Transcribe all of the material exactly, except for its pictures.
==*==
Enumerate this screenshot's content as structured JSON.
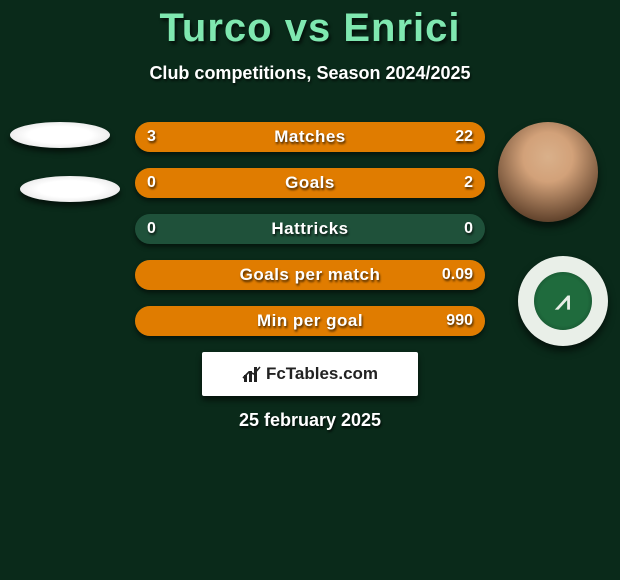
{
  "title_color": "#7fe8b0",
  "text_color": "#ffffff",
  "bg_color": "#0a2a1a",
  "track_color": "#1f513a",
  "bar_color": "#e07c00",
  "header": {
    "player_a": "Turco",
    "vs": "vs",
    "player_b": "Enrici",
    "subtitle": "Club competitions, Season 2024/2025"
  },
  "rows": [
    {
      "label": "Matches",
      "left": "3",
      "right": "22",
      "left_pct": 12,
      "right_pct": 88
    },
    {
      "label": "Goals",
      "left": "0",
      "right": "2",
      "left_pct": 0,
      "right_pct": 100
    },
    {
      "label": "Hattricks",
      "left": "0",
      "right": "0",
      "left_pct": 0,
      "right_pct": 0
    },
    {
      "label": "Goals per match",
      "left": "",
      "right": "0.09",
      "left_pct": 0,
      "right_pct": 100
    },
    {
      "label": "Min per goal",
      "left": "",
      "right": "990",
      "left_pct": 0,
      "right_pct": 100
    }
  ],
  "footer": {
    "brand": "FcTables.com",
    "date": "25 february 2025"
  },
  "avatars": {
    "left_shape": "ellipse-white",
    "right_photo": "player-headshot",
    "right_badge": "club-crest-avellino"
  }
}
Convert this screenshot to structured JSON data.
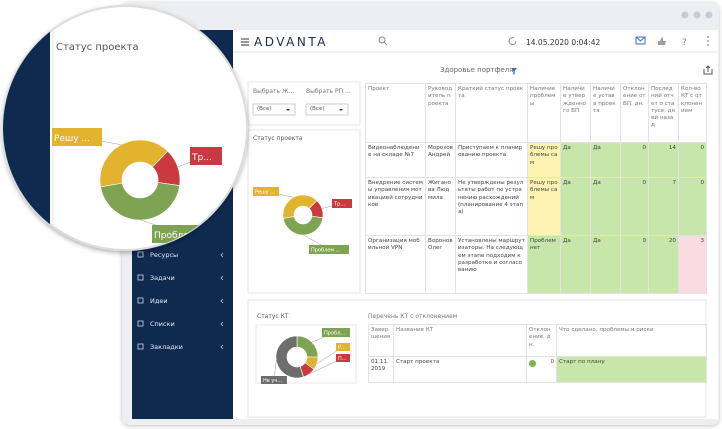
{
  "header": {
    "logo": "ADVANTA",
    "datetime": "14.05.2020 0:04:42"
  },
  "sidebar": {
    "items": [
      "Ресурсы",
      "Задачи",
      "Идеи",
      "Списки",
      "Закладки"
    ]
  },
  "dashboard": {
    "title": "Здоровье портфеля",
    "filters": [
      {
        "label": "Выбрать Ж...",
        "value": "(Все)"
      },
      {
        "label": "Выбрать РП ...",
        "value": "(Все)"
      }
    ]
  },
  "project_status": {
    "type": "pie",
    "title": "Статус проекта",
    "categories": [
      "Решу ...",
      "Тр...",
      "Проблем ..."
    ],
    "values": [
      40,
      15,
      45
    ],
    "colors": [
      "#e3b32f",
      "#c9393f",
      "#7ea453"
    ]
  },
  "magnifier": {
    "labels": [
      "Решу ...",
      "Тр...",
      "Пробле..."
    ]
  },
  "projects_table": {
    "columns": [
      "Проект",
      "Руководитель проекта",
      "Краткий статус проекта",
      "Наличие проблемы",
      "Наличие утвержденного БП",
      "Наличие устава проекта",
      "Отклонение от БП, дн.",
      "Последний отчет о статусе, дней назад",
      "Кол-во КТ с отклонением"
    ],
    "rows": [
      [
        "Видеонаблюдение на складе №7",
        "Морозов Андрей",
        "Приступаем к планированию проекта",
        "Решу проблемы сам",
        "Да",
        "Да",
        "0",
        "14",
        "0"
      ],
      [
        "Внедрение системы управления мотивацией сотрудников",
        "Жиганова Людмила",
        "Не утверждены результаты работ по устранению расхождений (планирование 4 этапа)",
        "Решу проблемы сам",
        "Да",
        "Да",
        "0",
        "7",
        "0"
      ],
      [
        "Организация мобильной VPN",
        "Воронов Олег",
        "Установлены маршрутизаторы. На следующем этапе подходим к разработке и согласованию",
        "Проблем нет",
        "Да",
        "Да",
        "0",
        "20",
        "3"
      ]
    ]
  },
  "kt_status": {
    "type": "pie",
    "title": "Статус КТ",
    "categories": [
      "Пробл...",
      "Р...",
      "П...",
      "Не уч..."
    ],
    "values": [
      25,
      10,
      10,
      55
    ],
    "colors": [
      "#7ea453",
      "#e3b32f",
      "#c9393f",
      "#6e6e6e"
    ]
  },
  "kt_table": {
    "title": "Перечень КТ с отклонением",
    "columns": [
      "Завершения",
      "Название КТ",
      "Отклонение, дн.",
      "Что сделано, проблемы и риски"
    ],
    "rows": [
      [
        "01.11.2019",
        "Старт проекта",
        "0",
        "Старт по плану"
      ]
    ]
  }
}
==*==
◆ Result ◆
Enumerate this screenshot's content as structured JSON.
{
  "title_color": "#7fe8b0",
  "text_color": "#ffffff",
  "bg_color": "#0a2a1a",
  "track_color": "#1f513a",
  "bar_color": "#e07c00",
  "header": {
    "player_a": "Turco",
    "vs": "vs",
    "player_b": "Enrici",
    "subtitle": "Club competitions, Season 2024/2025"
  },
  "rows": [
    {
      "label": "Matches",
      "left": "3",
      "right": "22",
      "left_pct": 12,
      "right_pct": 88
    },
    {
      "label": "Goals",
      "left": "0",
      "right": "2",
      "left_pct": 0,
      "right_pct": 100
    },
    {
      "label": "Hattricks",
      "left": "0",
      "right": "0",
      "left_pct": 0,
      "right_pct": 0
    },
    {
      "label": "Goals per match",
      "left": "",
      "right": "0.09",
      "left_pct": 0,
      "right_pct": 100
    },
    {
      "label": "Min per goal",
      "left": "",
      "right": "990",
      "left_pct": 0,
      "right_pct": 100
    }
  ],
  "footer": {
    "brand": "FcTables.com",
    "date": "25 february 2025"
  },
  "avatars": {
    "left_shape": "ellipse-white",
    "right_photo": "player-headshot",
    "right_badge": "club-crest-avellino"
  }
}
Convert this screenshot to structured JSON data.
{
  "header": {
    "logo": "ADVANTA",
    "datetime": "14.05.2020 0:04:42"
  },
  "sidebar": {
    "items": [
      "Ресурсы",
      "Задачи",
      "Идеи",
      "Списки",
      "Закладки"
    ]
  },
  "dashboard": {
    "title": "Здоровье портфеля",
    "filters": [
      {
        "label": "Выбрать Ж...",
        "value": "(Все)"
      },
      {
        "label": "Выбрать РП ...",
        "value": "(Все)"
      }
    ]
  },
  "project_status": {
    "type": "pie",
    "title": "Статус проекта",
    "categories": [
      "Решу ...",
      "Тр...",
      "Проблем ..."
    ],
    "values": [
      40,
      15,
      45
    ],
    "colors": [
      "#e3b32f",
      "#c9393f",
      "#7ea453"
    ]
  },
  "magnifier": {
    "labels": [
      "Решу ...",
      "Тр...",
      "Пробле..."
    ]
  },
  "projects_table": {
    "columns": [
      "Проект",
      "Руководитель проекта",
      "Краткий статус проекта",
      "Наличие проблемы",
      "Наличие утвержденного БП",
      "Наличие устава проекта",
      "Отклонение от БП, дн.",
      "Последний отчет о статусе, дней назад",
      "Кол-во КТ с отклонением"
    ],
    "rows": [
      [
        "Видеонаблюдение на складе №7",
        "Морозов Андрей",
        "Приступаем к планированию проекта",
        "Решу проблемы сам",
        "Да",
        "Да",
        "0",
        "14",
        "0"
      ],
      [
        "Внедрение системы управления мотивацией сотрудников",
        "Жиганова Людмила",
        "Не утверждены результаты работ по устранению расхождений (планирование 4 этапа)",
        "Решу проблемы сам",
        "Да",
        "Да",
        "0",
        "7",
        "0"
      ],
      [
        "Организация мобильной VPN",
        "Воронов Олег",
        "Установлены маршрутизаторы. На следующем этапе подходим к разработке и согласованию",
        "Проблем нет",
        "Да",
        "Да",
        "0",
        "20",
        "3"
      ]
    ]
  },
  "kt_status": {
    "type": "pie",
    "title": "Статус КТ",
    "categories": [
      "Пробл...",
      "Р...",
      "П...",
      "Не уч..."
    ],
    "values": [
      25,
      10,
      10,
      55
    ],
    "colors": [
      "#7ea453",
      "#e3b32f",
      "#c9393f",
      "#6e6e6e"
    ]
  },
  "kt_table": {
    "title": "Перечень КТ с отклонением",
    "columns": [
      "Завершения",
      "Название КТ",
      "Отклонение, дн.",
      "Что сделано, проблемы и риски"
    ],
    "rows": [
      [
        "01.11.2019",
        "Старт проекта",
        "0",
        "Старт по плану"
      ]
    ]
  }
}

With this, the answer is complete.